Figure data in JSON
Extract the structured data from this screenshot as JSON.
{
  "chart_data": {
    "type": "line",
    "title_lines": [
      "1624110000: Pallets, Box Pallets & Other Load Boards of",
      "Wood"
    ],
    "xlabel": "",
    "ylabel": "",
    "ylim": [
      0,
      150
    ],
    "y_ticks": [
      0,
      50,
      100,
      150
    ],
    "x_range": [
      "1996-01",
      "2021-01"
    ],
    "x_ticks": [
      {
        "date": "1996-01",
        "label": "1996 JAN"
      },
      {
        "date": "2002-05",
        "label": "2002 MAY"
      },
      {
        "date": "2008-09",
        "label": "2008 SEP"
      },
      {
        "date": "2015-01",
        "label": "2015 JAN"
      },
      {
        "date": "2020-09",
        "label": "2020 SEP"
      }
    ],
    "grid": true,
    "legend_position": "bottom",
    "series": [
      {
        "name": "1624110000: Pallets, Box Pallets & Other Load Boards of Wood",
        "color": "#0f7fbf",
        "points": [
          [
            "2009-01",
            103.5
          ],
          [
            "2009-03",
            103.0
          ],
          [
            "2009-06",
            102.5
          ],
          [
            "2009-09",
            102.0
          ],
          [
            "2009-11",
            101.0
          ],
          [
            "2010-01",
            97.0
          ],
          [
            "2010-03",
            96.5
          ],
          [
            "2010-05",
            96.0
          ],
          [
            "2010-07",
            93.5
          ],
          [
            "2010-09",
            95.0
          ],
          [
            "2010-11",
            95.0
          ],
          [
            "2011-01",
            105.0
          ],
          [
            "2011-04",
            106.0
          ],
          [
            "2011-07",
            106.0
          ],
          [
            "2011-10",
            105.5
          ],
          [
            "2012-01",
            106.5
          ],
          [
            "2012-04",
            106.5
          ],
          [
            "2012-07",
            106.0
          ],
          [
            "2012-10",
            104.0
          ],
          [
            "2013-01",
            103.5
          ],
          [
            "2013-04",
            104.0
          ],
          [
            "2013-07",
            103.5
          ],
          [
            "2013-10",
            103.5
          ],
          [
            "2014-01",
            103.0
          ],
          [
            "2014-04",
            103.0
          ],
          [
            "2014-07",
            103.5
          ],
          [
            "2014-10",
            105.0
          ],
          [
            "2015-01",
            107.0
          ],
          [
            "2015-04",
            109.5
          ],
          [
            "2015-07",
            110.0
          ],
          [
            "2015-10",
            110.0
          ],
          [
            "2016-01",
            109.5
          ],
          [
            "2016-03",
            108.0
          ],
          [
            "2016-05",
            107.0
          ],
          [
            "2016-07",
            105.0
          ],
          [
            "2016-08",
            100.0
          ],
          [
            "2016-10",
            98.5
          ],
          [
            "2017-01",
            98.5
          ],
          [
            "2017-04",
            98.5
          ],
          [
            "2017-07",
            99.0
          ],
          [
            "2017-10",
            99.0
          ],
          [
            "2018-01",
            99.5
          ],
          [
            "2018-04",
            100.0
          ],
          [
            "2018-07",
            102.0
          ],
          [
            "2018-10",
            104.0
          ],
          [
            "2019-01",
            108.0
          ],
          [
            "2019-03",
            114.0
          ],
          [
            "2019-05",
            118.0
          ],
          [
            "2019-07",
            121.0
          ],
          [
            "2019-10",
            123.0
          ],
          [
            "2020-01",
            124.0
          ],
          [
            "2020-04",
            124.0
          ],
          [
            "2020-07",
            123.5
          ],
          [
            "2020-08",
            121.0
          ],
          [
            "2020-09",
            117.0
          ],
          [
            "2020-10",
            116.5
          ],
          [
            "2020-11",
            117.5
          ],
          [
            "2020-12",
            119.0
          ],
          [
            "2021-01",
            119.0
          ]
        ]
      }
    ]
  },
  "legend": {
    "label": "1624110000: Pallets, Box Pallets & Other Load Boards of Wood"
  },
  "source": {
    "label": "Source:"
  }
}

Work to be completed ::
Scan the entries above for the word "Other" and collect each line holding it.

Output of the task ::
      "1624110000: Pallets, Box Pallets & Other Load Boards of",
        "name": "1624110000: Pallets, Box Pallets & Other Load Boards of Wood",
    "label": "1624110000: Pallets, Box Pallets & Other Load Boards of Wood"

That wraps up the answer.